BEGIN Given passage

Bears know better. When it gets cold, they hibernate. They just crawl in a cave and wait for warmer weather. But life doesn’t stop for you, or your camera gear. You still want to get out there and record everything from winter holidays to football. And though the freeze may be too tough for bears, it doesn’t have to be for your equipment.
Most camcorders are rated to work only at 32 degrees Fahrenheit or above. Oils and other lubricants can stiffen in lengthy exposure to colder temperatures. So, while cameras will likely function when the video camera’s internal temperature dips, you could experience a range of problems, from the zoom lens to the tape transport. It’s one thing to lose a zoom. You can, after all, move closer or farther from your subject to change your framing. It’s quite another when the camcorder no longer goes into Record mode. Take a look at your owner’s manual for specific information on your model.
Just as you put layers on to keep warm when you go out in winter, putting something between your camera and the cold air will keep it warmer as well. In a pinch, place your camcorder inside your coat in-between takes.
Condensation is a possibility if you repeatedly take your camcorder in and out of your home or car. The problem occurs because warmer air holds more moisture than cold air. While it tends to be less humid at this time of year, indoor conditions, from breathing to boiling water can add moisture to warm air, raising the likelihood of condensation when the camera is brought inside. By sealing the camcorder inside a plastic bag and not removing it until it gets to room temperature, you will ensure no such problem occurs.
Several manufacturers make raincoats for video cameras. They are typically made of waterproof fabric with clear plastic windows for viewing important dials and readouts. Designed for rain, they can help a little if you plan to shoot in the cold for a short time. For days (and nights) when your shoot will take you out in the elements for longer periods of time, you will need more than a plastic cover.
A great way to keep the camcorder warm is to carry heat packs. These tissue-sized packets are air activated (take them out of the wrapper and they heat up). They can heat up to 130 degrees, and last six hours. Many sporting goods stores that supply hiking, hunting and mountaineering gear carry them. You can also find them on the Internet. When using these packets, place them near, but not against the camera. Manufacturers only rate most camcorders to work up to 104 degrees. Simply wrapping the heat pack in some paper should be enough to ensure its safe use. An old down coat wrapped around the unit is another good idea. A few spring clamps hold it in place, and make for easy removal during tape changes. With a down wrap and a few well-placed heat packs, a video camera should stay warm and function smoothly all day.

END Given passage

**Task instructions:**
According to the passage on protecting camcorders in cold weather, what is the lowest temperature at which most camcorders are rated to work?

BEGIN Data supplied

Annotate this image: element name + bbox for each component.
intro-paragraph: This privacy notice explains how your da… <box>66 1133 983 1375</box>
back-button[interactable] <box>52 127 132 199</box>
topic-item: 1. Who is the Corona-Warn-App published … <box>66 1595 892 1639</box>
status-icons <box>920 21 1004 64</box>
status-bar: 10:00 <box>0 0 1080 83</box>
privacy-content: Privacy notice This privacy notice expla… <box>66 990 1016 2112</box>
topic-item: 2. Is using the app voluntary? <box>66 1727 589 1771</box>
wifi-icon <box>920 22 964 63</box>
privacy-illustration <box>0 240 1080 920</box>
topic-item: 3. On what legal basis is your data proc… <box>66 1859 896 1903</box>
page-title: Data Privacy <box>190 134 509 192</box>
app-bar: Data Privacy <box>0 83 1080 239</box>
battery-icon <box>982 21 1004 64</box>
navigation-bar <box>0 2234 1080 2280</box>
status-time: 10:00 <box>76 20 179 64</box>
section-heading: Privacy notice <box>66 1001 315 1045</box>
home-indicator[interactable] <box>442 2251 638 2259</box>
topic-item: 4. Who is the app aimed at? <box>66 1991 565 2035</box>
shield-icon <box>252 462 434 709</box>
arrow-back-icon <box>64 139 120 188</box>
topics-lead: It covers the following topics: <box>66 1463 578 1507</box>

END Data supplied

**Result:**
Most camcorders are rated to work only at 32 degrees Fahrenheit or above.